**TASK DETAILS:**
Select every line containing the word "matiere" from the material, and copy those lines.

[Lines of data]
◇ ◇ ◇ ◇ ◇ ◇ ◇

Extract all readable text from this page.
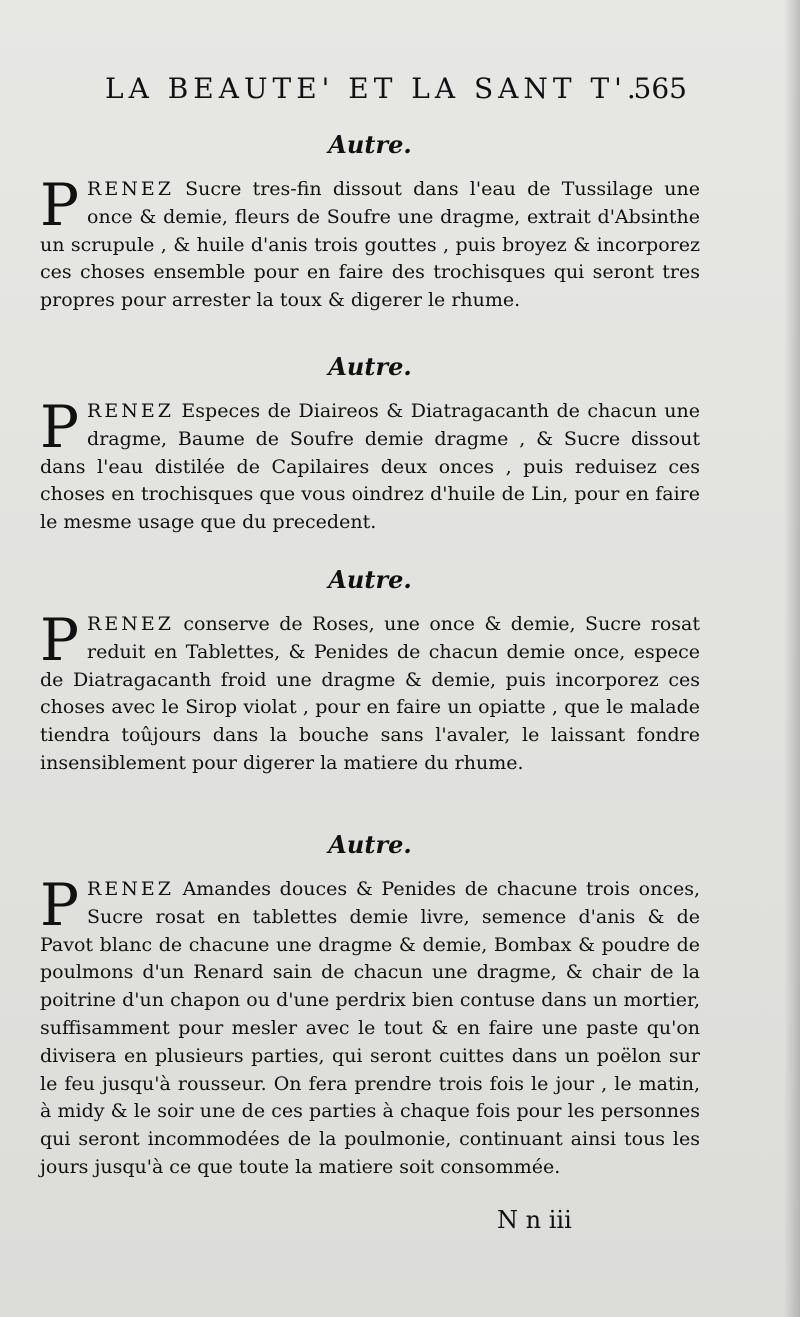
LA BEAUTE' ET LA SANT T'.
565
Autre.

PRENEZ Sucre tres-fin dissout dans l'eau de Tussilage une once & demie, fleurs de Soufre une dragme, extrait d'Absinthe un scrupule , & huile d'anis trois gouttes , puis broyez & incorporez ces choses ensemble pour en faire des trochisques qui seront tres propres pour arrester la toux & digerer le rhume.

Autre.

PRENEZ Especes de Diaireos & Diatragacanth de chacun une dragme, Baume de Soufre demie dragme , & Sucre dissout dans l'eau distilée de Capilaires deux onces , puis reduisez ces choses en trochisques que vous oindrez d'huile de Lin, pour en faire le mesme usage que du precedent.

Autre.

PRENEZ conserve de Roses, une once & demie, Sucre rosat reduit en Tablettes, & Penides de chacun demie once, espece de Diatragacanth froid une dragme & demie, puis incorporez ces choses avec le Sirop violat , pour en faire un opiatte , que le malade tiendra toûjours dans la bouche sans l'avaler, le laissant fondre insensiblement pour digerer la matiere du rhume.

Autre.

PRENEZ Amandes douces & Penides de chacune trois onces, Sucre rosat en tablettes demie livre, semence d'anis & de Pavot blanc de chacune une dragme & demie, Bombax & poudre de poulmons d'un Renard sain de chacun une dragme, & chair de la poitrine d'un chapon ou d'une perdrix bien contuse dans un mortier, suffisamment pour mesler avec le tout & en faire une paste qu'on divisera en plusieurs parties, qui seront cuittes dans un poëlon sur le feu jusqu'à rousseur. On fera prendre trois fois le jour , le matin, à midy & le soir une de ces parties à chaque fois pour les personnes qui seront incommodées de la poulmonie, continuant ainsi tous les jours jusqu'à ce que toute la matiere soit consommée.

N n iii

◇ ◇ ◇ ◇ ◇ ◇ ◇

**CORRECT OUTPUT:**
PRENEZ conserve de Roses, une once & demie, Sucre rosat reduit en Tablettes, & Penides de chacun demie once, espece de Diatragacanth froid une dragme & demie, puis incorporez ces choses avec le Sirop violat , pour en faire un opiatte , que le malade tiendra toûjours dans la bouche sans l'avaler, le laissant fondre insensiblement pour digerer la matiere du rhume.
PRENEZ Amandes douces & Penides de chacune trois onces, Sucre rosat en tablettes demie livre, semence d'anis & de Pavot blanc de chacune une dragme & demie, Bombax & poudre de poulmons d'un Renard sain de chacun une dragme, & chair de la poitrine d'un chapon ou d'une perdrix bien contuse dans un mortier, suffisamment pour mesler avec le tout & en faire une paste qu'on divisera en plusieurs parties, qui seront cuittes dans un poëlon sur le feu jusqu'à rousseur. On fera prendre trois fois le jour , le matin, à midy & le soir une de ces parties à chaque fois pour les personnes qui seront incommodées de la poulmonie, continuant ainsi tous les jours jusqu'à ce que toute la matiere soit consommée.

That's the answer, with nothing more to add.